Figure content listings
■ ■ ■ ■

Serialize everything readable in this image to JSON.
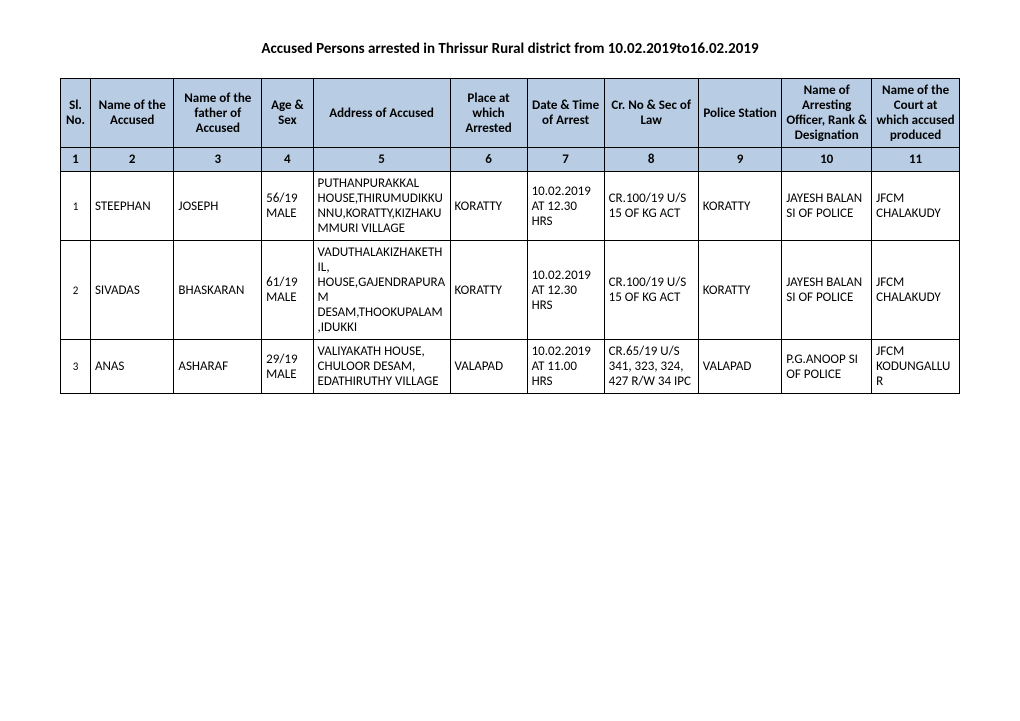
{
  "title": "Accused Persons arrested in   Thrissur Rural  district from  10.02.2019to16.02.2019",
  "headers": {
    "sl": "Sl. No.",
    "name": "Name of the Accused",
    "father": "Name of the father of Accused",
    "agesex": "Age & Sex",
    "address": "Address of Accused",
    "place": "Place at which Arrested",
    "datetime": "Date & Time of Arrest",
    "crno": "Cr. No & Sec of Law",
    "station": "Police Station",
    "officer": "Name of Arresting Officer, Rank & Designation",
    "court": "Name of the Court at which accused produced"
  },
  "colnums": [
    "1",
    "2",
    "3",
    "4",
    "5",
    "6",
    "7",
    "8",
    "9",
    "10",
    "11"
  ],
  "rows": [
    {
      "sl": "1",
      "name": "STEEPHAN",
      "father": "JOSEPH",
      "agesex": "56/19 MALE",
      "address": "PUTHANPURAKKAL HOUSE,THIRUMUDIKKUNNU,KORATTY,KIZHAKUMMURI VILLAGE",
      "place": "KORATTY",
      "datetime": "10.02.2019 AT 12.30 HRS",
      "crno": "CR.100/19 U/S 15 OF KG ACT",
      "station": "KORATTY",
      "officer": "JAYESH BALAN SI OF POLICE",
      "court": "JFCM CHALAKUDY"
    },
    {
      "sl": "2",
      "name": "SIVADAS",
      "father": "BHASKARAN",
      "agesex": "61/19 MALE",
      "address": "VADUTHALAKIZHAKETHIL, HOUSE,GAJENDRAPURAM DESAM,THOOKUPALAM,IDUKKI",
      "place": "KORATTY",
      "datetime": "10.02.2019 AT 12.30 HRS",
      "crno": "CR.100/19 U/S 15 OF KG ACT",
      "station": "KORATTY",
      "officer": "JAYESH BALAN SI OF POLICE",
      "court": "JFCM CHALAKUDY"
    },
    {
      "sl": "3",
      "name": "ANAS",
      "father": "ASHARAF",
      "agesex": "29/19 MALE",
      "address": "VALIYAKATH HOUSE, CHULOOR DESAM, EDATHIRUTHY VILLAGE",
      "place": "VALAPAD",
      "datetime": "10.02.2019 AT 11.00 HRS",
      "crno": "CR.65/19 U/S 341, 323, 324, 427 R/W 34 IPC",
      "station": "VALAPAD",
      "officer": "P.G.ANOOP SI OF POLICE",
      "court": "JFCM KODUNGALLUR"
    }
  ]
}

■ ■ ■ ■

Written task —
Leave the pictures out and print the records above exactly as they stand.

Answer —
Serialize everything readable in this image to JSON.
{
  "title": "Accused Persons arrested in   Thrissur Rural  district from  10.02.2019to16.02.2019",
  "headers": {
    "sl": "Sl. No.",
    "name": "Name of the Accused",
    "father": "Name of the father of Accused",
    "agesex": "Age & Sex",
    "address": "Address of Accused",
    "place": "Place at which Arrested",
    "datetime": "Date & Time of Arrest",
    "crno": "Cr. No & Sec of Law",
    "station": "Police Station",
    "officer": "Name of Arresting Officer, Rank & Designation",
    "court": "Name of the Court at which accused produced"
  },
  "colnums": [
    "1",
    "2",
    "3",
    "4",
    "5",
    "6",
    "7",
    "8",
    "9",
    "10",
    "11"
  ],
  "rows": [
    {
      "sl": "1",
      "name": "STEEPHAN",
      "father": "JOSEPH",
      "agesex": "56/19 MALE",
      "address": "PUTHANPURAKKAL HOUSE,THIRUMUDIKKUNNU,KORATTY,KIZHAKUMMURI VILLAGE",
      "place": "KORATTY",
      "datetime": "10.02.2019 AT 12.30 HRS",
      "crno": "CR.100/19 U/S 15 OF KG ACT",
      "station": "KORATTY",
      "officer": "JAYESH BALAN SI OF POLICE",
      "court": "JFCM CHALAKUDY"
    },
    {
      "sl": "2",
      "name": "SIVADAS",
      "father": "BHASKARAN",
      "agesex": "61/19 MALE",
      "address": "VADUTHALAKIZHAKETHIL, HOUSE,GAJENDRAPURAM DESAM,THOOKUPALAM,IDUKKI",
      "place": "KORATTY",
      "datetime": "10.02.2019 AT 12.30 HRS",
      "crno": "CR.100/19 U/S 15 OF KG ACT",
      "station": "KORATTY",
      "officer": "JAYESH BALAN SI OF POLICE",
      "court": "JFCM CHALAKUDY"
    },
    {
      "sl": "3",
      "name": "ANAS",
      "father": "ASHARAF",
      "agesex": "29/19 MALE",
      "address": "VALIYAKATH HOUSE, CHULOOR DESAM, EDATHIRUTHY VILLAGE",
      "place": "VALAPAD",
      "datetime": "10.02.2019 AT 11.00 HRS",
      "crno": "CR.65/19 U/S 341, 323, 324, 427 R/W 34 IPC",
      "station": "VALAPAD",
      "officer": "P.G.ANOOP SI OF POLICE",
      "court": "JFCM KODUNGALLUR"
    }
  ]
}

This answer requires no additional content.